Le président algérien Abdelmadjid Tebboune a entamé une visite officielle de trois jours à Ankara, accueilli par Recep Tayyip Erdoğan. Au menu : la première session du Conseil de coopération stratégique de haut niveau, créé en 2020 et rehaussé en 2023. Mais derrière les déclarations d’ambition politique commune, les résultats économiques tangibles de ce rapprochement affiché restent très discutables.
Les deux capitales promettent une batterie d’accords pour densifier leur cadre juridique et élargir la coopération à de nouveaux secteurs. Les chiffres avancés donnent le vertige : 6 milliards de dollars d’échanges, avec un objectif de 10 milliards. Les investissements turcs en Algérie dépasseraient 6 milliards de dollars, avec des perspectives annoncées à 16 milliards. Pourtant, ces volumes masquent une réalité plus contrastée. Près de 2 000 entreprises turques sont implantées en Algérie, mais elles dominent des segments clés comme le bâtiment, le textile et la sidérurgie, souvent sans véritable ancrage local.
Ce renforcement des relations avec Ankara s’inscrit dans une stratégie algérienne de diversification de ses partenariats, après des décennies de dépendance historique à certaines puissances occidentales. La Türkiye d’Erdoğan, de son côté, cherche des relais d’influence en Afrique du Nord et un accès privilégié aux marchés publics et aux ressources algériennes. Mais ce rapprochement intervient aussi dans un contexte de tensions internes en Algérie, où la rente hydrocarbures continue de structurer l’économie et où les appels à une véritable industrialisation locale peinent à se concrétiser.
───
- **Énoncés et consignes**:
1) Relevez, dans l'article sur les relations entre l'Algérie et la Türkiye, les secteurs où les entreprises turques implantées en Algérie occupent une position dominante.
2) Poursuivez, s'il vous plaît, l'article sur les relations entre l'Algérie et la Türkiye à partir de sa dernière phrase.
Les données ne sont pas nécessaires.
───
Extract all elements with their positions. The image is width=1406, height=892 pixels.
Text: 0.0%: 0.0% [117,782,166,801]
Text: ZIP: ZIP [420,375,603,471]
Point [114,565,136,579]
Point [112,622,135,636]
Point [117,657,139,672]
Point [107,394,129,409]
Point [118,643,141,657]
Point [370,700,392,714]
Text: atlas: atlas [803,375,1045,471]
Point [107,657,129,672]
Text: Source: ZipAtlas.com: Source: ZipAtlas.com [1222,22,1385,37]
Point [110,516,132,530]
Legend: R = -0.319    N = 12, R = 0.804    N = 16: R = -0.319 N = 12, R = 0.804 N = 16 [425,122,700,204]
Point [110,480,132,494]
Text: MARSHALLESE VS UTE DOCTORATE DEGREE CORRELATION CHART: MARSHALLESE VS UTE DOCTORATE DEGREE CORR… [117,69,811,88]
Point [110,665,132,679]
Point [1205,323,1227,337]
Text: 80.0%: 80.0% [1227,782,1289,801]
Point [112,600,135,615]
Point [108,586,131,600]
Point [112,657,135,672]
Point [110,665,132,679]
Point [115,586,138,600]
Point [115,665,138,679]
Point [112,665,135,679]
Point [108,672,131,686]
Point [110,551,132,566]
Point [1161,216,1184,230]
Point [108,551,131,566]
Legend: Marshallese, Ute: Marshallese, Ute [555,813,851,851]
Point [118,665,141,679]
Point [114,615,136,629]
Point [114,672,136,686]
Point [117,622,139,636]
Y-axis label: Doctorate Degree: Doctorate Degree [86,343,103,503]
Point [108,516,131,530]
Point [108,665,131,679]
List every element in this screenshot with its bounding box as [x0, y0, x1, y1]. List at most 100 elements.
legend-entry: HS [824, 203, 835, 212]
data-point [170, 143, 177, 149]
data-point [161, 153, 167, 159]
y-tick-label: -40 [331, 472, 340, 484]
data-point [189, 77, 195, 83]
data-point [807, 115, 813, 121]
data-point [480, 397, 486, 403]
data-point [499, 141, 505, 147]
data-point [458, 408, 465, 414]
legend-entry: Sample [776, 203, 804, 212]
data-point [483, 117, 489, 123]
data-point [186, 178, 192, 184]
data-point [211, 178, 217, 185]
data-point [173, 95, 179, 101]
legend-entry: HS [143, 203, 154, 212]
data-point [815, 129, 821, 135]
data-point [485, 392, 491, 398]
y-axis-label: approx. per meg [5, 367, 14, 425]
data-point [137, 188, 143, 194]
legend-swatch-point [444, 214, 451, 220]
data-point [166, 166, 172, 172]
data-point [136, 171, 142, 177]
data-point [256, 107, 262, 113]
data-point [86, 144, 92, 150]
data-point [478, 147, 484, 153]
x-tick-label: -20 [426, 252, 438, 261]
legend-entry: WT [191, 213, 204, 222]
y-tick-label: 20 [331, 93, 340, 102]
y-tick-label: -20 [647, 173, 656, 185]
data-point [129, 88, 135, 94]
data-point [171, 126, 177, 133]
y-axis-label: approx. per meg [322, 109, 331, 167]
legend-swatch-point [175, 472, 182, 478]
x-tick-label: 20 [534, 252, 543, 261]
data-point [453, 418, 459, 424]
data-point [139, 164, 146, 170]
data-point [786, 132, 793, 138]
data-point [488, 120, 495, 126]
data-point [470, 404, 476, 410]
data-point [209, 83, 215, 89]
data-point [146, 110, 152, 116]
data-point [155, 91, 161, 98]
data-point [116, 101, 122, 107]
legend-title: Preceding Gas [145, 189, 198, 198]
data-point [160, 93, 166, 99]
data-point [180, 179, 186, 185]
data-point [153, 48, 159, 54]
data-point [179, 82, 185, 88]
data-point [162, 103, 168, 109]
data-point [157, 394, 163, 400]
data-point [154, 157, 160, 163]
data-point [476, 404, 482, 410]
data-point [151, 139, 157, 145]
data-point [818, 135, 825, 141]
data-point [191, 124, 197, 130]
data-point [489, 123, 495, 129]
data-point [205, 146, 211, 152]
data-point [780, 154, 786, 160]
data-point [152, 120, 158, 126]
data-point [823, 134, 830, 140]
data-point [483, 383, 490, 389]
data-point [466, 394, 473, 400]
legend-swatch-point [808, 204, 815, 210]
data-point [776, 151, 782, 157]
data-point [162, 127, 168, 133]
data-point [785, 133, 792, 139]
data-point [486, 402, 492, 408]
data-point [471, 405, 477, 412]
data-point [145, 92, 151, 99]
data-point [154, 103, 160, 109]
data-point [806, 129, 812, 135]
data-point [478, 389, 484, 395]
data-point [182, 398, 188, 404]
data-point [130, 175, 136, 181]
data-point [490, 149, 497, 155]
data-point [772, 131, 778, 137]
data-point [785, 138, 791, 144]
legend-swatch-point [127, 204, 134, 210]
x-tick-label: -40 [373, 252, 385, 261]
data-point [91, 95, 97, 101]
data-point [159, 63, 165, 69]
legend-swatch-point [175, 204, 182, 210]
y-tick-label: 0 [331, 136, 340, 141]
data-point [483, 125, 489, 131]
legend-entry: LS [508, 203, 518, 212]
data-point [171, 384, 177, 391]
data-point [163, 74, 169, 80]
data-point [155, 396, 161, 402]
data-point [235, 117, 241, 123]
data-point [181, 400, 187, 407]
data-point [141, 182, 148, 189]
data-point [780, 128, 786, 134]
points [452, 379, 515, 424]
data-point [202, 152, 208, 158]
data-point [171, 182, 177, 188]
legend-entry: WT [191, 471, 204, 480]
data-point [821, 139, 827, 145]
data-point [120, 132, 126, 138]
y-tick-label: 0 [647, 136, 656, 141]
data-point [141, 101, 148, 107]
───
- **Liste des réponses**:
1) le bâtiment, le textile, la sidérurgie

2)
Les prochains mois diront si ce nouveau conseil stratégique dépasse l’affichage diplomatique. Les autorités algériennes mettent en avant l’objectif de 10 milliards de dollars d’échanges, mais aucun calendrier ni feuille de route détaillée n’a été rendu public. La vraie question est celle du rééquilibrage commercial et de la capacité d’Alger à imposer des clauses de valeur ajoutée locale. Sans cela, le risque est de voir la Türkiye renforcer son emprise industrielle sans transfert réel de compétences ni création d’un tissu productif national autonome.
Ce déséquilibre est criant. La présence turque massive dans des secteurs stratégiques interroge la souveraineté économique algérienne. Les observateurs soulignent que l’Algérie reste trop souvent un marché de débouchés et une plateforme d’assemblage, plutôt qu’un partenaire égal. Les entreprises turques investissent, certes, mais captent l’essentiel de la valeur. Le bâtiment et les travaux publics, où les groupes turcs sont très actifs, illustrent cette dynamique : peu de sous traitants locaux, peu de technologies transférées.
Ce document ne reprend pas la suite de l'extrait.